Entries with figure data:

>>

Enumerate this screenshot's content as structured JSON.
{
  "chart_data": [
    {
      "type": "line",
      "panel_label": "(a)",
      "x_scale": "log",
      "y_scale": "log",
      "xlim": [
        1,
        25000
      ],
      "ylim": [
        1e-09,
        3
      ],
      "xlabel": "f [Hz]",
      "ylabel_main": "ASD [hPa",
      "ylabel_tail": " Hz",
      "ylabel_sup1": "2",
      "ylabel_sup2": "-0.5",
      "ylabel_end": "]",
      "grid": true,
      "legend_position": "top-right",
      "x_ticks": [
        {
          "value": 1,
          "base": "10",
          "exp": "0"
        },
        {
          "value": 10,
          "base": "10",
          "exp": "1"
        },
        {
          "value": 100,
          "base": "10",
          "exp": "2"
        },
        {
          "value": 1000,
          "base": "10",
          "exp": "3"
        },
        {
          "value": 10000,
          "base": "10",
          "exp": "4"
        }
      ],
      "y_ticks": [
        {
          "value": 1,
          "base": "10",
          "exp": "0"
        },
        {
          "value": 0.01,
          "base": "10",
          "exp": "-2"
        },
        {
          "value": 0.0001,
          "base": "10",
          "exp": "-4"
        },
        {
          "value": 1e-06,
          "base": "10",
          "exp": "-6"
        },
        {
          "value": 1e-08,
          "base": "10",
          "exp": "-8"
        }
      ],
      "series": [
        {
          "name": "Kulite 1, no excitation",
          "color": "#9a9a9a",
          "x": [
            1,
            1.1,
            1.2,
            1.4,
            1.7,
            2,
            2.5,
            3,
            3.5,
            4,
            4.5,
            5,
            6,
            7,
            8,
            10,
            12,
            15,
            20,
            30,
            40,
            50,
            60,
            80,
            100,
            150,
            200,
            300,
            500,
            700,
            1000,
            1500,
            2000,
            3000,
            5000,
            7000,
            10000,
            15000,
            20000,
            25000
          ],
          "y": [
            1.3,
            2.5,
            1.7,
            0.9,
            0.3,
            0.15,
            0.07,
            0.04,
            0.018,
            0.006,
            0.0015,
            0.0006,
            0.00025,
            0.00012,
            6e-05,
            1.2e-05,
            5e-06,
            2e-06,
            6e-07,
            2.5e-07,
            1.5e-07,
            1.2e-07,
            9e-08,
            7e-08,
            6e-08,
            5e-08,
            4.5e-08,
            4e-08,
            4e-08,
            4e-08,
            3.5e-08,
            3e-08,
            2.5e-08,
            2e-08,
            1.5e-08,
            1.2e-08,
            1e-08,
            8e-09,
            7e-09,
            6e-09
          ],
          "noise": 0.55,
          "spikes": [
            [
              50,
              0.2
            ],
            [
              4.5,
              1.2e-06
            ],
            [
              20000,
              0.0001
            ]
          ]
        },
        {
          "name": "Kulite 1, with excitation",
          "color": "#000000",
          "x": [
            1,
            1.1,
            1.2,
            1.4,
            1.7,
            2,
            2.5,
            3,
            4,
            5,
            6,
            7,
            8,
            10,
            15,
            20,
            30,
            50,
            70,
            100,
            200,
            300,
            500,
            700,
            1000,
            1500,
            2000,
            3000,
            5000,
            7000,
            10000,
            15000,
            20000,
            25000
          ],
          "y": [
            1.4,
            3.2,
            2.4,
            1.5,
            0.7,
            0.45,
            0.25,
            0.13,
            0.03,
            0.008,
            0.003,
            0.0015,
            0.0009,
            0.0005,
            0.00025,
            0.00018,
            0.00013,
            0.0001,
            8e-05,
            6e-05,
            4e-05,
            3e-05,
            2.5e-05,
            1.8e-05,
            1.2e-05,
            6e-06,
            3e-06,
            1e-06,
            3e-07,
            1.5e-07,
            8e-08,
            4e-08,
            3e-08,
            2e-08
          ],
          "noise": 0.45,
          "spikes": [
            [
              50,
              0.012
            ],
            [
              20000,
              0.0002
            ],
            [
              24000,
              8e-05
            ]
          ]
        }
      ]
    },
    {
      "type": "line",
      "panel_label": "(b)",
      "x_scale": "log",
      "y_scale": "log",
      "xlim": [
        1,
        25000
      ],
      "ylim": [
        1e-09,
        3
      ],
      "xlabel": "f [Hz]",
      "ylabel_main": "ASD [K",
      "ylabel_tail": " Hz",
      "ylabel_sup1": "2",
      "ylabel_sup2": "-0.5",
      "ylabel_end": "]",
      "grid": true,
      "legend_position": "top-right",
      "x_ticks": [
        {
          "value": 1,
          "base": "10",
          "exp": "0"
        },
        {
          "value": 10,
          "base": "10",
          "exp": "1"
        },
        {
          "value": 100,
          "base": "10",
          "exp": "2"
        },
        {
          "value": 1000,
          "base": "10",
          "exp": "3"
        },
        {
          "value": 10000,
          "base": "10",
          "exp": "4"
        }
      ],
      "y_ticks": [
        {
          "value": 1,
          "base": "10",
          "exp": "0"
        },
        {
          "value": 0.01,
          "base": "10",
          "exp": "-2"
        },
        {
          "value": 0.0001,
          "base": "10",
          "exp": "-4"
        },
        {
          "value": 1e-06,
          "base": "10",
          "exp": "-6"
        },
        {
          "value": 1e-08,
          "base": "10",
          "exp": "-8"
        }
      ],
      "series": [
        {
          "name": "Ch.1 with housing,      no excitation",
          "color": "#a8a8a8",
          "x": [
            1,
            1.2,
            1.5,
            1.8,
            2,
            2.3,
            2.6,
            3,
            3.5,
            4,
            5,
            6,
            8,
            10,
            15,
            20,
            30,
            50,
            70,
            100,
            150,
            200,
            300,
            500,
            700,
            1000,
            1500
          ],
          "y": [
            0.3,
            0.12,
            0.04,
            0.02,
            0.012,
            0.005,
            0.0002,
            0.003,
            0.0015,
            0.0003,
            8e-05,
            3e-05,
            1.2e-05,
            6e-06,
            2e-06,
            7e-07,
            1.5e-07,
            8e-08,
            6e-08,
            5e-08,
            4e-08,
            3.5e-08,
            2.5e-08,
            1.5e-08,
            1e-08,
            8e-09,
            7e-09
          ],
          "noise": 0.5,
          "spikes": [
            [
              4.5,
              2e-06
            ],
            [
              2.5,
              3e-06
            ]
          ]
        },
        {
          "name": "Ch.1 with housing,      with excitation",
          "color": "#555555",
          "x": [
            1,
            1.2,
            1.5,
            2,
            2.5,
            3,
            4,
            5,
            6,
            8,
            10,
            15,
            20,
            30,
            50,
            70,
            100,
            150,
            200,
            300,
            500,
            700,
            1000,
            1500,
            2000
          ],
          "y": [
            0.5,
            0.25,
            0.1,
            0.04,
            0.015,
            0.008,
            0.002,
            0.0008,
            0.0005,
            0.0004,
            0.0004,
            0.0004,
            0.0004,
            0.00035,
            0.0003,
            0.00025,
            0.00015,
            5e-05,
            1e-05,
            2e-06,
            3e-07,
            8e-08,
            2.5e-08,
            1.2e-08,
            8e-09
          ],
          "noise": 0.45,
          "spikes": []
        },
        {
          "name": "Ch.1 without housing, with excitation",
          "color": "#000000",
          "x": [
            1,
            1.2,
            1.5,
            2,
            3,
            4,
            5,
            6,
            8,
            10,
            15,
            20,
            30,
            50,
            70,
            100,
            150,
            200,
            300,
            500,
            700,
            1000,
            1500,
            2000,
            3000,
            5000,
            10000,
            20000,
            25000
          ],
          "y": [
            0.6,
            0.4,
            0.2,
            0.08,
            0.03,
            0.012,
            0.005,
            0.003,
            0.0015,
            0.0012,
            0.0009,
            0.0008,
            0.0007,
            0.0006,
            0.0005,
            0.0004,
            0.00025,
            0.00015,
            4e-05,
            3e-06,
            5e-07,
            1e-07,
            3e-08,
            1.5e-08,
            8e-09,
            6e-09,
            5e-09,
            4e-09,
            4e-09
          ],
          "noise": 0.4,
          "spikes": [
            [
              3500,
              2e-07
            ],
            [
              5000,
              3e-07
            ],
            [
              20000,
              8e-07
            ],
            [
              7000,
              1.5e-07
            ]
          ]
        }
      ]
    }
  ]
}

<<

* _REQUIRED WORK_
Using the listing above, show every line that includes the string "noise".

* _EXERCISE SOLUTION_
          "noise": 0.55,
          "noise": 0.45,
          "noise": 0.5,
          "noise": 0.45,
          "noise": 0.4,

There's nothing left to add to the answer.